----- Records to use -----

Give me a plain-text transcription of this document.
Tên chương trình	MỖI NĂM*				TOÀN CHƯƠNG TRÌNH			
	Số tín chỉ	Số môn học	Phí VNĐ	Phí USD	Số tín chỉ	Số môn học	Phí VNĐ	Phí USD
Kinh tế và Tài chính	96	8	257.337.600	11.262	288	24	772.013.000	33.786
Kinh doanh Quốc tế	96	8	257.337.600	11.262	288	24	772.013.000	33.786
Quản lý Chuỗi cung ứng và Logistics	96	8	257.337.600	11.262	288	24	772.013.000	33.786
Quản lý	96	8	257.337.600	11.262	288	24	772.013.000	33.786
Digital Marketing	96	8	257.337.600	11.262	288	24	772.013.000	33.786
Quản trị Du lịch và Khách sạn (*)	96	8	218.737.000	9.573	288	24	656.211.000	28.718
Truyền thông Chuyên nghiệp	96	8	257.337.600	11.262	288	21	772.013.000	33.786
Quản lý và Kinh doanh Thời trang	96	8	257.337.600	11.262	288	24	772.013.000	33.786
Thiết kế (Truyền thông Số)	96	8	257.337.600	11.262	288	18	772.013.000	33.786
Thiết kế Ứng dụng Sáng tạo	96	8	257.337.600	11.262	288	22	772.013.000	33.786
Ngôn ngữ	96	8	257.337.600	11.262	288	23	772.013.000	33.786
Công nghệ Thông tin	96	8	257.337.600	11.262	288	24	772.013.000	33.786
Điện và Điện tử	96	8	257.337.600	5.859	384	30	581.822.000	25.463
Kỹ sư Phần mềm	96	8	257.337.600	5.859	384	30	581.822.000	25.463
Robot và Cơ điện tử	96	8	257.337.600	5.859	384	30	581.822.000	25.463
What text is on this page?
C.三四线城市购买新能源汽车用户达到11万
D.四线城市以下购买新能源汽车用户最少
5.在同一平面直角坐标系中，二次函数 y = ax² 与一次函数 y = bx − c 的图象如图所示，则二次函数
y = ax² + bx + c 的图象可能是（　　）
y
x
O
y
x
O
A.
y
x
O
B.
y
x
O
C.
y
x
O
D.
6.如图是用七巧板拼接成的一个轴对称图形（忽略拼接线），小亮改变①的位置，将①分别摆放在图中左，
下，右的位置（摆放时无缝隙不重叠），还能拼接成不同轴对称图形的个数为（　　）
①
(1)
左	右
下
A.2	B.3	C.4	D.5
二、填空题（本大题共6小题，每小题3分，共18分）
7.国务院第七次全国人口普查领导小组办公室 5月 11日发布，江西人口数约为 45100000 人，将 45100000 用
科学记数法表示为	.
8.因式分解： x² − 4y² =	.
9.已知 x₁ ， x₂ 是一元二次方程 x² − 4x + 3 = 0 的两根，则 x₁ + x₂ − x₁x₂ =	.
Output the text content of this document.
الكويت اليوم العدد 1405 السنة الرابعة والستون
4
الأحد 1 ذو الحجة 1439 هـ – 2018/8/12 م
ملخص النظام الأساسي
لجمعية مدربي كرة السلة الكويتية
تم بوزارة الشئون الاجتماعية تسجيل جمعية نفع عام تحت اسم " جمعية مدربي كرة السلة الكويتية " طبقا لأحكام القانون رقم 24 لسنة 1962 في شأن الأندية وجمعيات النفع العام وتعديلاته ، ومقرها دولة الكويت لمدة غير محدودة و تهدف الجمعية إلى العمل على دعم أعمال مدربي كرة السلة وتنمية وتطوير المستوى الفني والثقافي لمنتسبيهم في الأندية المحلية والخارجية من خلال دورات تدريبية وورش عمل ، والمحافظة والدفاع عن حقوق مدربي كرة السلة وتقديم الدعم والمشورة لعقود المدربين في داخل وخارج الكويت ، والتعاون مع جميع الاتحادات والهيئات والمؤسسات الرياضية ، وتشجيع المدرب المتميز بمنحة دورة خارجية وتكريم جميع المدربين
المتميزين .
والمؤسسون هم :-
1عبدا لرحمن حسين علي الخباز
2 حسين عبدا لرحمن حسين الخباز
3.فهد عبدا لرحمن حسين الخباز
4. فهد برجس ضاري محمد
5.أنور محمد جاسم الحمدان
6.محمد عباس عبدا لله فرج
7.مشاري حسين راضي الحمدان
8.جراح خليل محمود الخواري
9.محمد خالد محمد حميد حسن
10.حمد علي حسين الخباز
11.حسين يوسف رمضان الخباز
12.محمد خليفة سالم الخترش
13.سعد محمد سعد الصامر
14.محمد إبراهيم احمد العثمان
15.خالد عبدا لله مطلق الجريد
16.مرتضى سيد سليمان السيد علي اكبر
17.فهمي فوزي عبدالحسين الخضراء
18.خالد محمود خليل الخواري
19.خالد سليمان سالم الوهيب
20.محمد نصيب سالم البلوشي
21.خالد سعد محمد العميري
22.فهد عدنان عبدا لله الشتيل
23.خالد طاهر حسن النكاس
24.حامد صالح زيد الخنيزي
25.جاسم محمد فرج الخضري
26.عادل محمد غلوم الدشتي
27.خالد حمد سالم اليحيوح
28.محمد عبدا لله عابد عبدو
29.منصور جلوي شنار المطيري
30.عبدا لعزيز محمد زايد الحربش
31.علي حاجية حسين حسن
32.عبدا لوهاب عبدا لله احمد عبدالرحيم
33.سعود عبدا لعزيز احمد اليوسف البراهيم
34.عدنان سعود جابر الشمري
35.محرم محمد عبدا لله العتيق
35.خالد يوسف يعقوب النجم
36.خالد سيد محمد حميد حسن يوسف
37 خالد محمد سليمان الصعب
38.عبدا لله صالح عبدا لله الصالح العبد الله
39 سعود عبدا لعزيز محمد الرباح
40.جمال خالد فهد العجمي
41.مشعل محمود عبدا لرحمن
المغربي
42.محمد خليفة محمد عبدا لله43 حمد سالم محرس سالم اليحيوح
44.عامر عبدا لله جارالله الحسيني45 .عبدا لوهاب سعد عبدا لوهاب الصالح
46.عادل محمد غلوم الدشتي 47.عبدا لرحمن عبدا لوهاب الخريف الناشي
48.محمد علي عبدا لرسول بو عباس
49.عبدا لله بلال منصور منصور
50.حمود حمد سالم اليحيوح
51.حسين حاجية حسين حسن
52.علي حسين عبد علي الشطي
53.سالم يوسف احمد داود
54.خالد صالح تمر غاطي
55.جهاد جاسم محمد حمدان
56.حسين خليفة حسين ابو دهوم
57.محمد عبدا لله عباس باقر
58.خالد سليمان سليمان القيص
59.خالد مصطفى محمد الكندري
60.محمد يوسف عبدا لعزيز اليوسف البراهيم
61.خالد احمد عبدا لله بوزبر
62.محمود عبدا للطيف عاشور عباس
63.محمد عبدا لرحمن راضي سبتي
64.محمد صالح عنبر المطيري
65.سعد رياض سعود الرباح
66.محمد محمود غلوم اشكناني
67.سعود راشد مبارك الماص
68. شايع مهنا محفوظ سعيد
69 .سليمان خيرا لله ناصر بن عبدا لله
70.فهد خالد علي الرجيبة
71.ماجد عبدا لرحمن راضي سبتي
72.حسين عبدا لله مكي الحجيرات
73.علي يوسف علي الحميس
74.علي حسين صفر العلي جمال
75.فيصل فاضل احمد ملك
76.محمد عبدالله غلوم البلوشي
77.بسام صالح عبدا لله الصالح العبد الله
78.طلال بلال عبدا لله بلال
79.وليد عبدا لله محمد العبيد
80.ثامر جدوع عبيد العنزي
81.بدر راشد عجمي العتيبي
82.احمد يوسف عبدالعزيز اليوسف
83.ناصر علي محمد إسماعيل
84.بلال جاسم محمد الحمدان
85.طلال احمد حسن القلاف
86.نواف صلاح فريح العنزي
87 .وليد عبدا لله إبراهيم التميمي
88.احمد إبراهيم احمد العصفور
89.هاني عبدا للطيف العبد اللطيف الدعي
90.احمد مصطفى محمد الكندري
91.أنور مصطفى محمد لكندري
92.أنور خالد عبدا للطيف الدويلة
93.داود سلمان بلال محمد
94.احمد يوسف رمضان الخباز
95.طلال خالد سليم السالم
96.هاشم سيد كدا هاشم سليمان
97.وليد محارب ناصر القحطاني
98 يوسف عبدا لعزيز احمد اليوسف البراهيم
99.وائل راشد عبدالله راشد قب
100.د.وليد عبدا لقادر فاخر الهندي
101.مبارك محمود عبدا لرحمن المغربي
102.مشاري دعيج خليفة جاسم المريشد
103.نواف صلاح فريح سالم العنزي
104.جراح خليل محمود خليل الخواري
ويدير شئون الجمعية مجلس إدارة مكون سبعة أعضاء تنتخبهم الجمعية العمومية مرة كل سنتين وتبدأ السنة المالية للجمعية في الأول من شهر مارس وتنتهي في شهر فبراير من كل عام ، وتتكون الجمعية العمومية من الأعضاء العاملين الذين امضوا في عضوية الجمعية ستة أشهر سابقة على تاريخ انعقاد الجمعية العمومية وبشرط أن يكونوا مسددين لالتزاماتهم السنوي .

-----

Work to do> Go through the records. Copy each line where "عباس" appears.

Solution to this task>
6.محمد عباس عبدا لله فرج
48.محمد علي عبدا لرسول بو عباس
57.محمد عبدا لله عباس باقر
62.محمود عبدا للطيف عاشور عباس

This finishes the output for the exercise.